━━━ Raw data ━━━
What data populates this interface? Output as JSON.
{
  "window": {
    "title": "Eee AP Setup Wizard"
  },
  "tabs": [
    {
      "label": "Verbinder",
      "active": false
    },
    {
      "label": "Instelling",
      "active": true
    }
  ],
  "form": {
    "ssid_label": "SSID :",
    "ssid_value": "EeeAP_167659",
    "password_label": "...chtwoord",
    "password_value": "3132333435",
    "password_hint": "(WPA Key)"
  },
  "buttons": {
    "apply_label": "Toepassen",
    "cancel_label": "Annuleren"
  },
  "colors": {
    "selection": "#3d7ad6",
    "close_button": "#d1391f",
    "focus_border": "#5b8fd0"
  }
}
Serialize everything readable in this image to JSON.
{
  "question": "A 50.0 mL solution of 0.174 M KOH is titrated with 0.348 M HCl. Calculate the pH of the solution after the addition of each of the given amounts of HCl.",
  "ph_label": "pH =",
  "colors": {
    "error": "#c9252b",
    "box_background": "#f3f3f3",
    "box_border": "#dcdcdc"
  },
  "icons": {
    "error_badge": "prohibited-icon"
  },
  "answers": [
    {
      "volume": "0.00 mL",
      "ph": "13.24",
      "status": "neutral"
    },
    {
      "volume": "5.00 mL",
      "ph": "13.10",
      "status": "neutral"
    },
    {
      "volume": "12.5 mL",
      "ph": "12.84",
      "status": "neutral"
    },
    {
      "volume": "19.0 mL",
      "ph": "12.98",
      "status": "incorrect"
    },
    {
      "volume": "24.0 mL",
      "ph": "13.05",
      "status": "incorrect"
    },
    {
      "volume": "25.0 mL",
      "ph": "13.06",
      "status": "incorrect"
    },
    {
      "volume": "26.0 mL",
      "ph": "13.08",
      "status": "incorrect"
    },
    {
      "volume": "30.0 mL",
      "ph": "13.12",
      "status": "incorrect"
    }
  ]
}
━━━
Directions for this task
Output the line holding "Serialize everything readable", then every later line through the end of the records above, exactly as given and nothing else.

Response
Serialize everything readable in this image to JSON.
{
  "question": "A 50.0 mL solution of 0.174 M KOH is titrated with 0.348 M HCl. Calculate the pH of the solution after the addition of each of the given amounts of HCl.",
  "ph_label": "pH =",
  "colors": {
    "error": "#c9252b",
    "box_background": "#f3f3f3",
    "box_border": "#dcdcdc"
  },
  "icons": {
    "error_badge": "prohibited-icon"
  },
  "answers": [
    {
      "volume": "0.00 mL",
      "ph": "13.24",
      "status": "neutral"
    },
    {
      "volume": "5.00 mL",
      "ph": "13.10",
      "status": "neutral"
    },
    {
      "volume": "12.5 mL",
      "ph": "12.84",
      "status": "neutral"
    },
    {
      "volume": "19.0 mL",
      "ph": "12.98",
      "status": "incorrect"
    },
    {
      "volume": "24.0 mL",
      "ph": "13.05",
      "status": "incorrect"
    },
    {
      "volume": "25.0 mL",
      "ph": "13.06",
      "status": "incorrect"
    },
    {
      "volume": "26.0 mL",
      "ph": "13.08",
      "status": "incorrect"
    },
    {
      "volume": "30.0 mL",
      "ph": "13.12",
      "status": "incorrect"
    }
  ]
}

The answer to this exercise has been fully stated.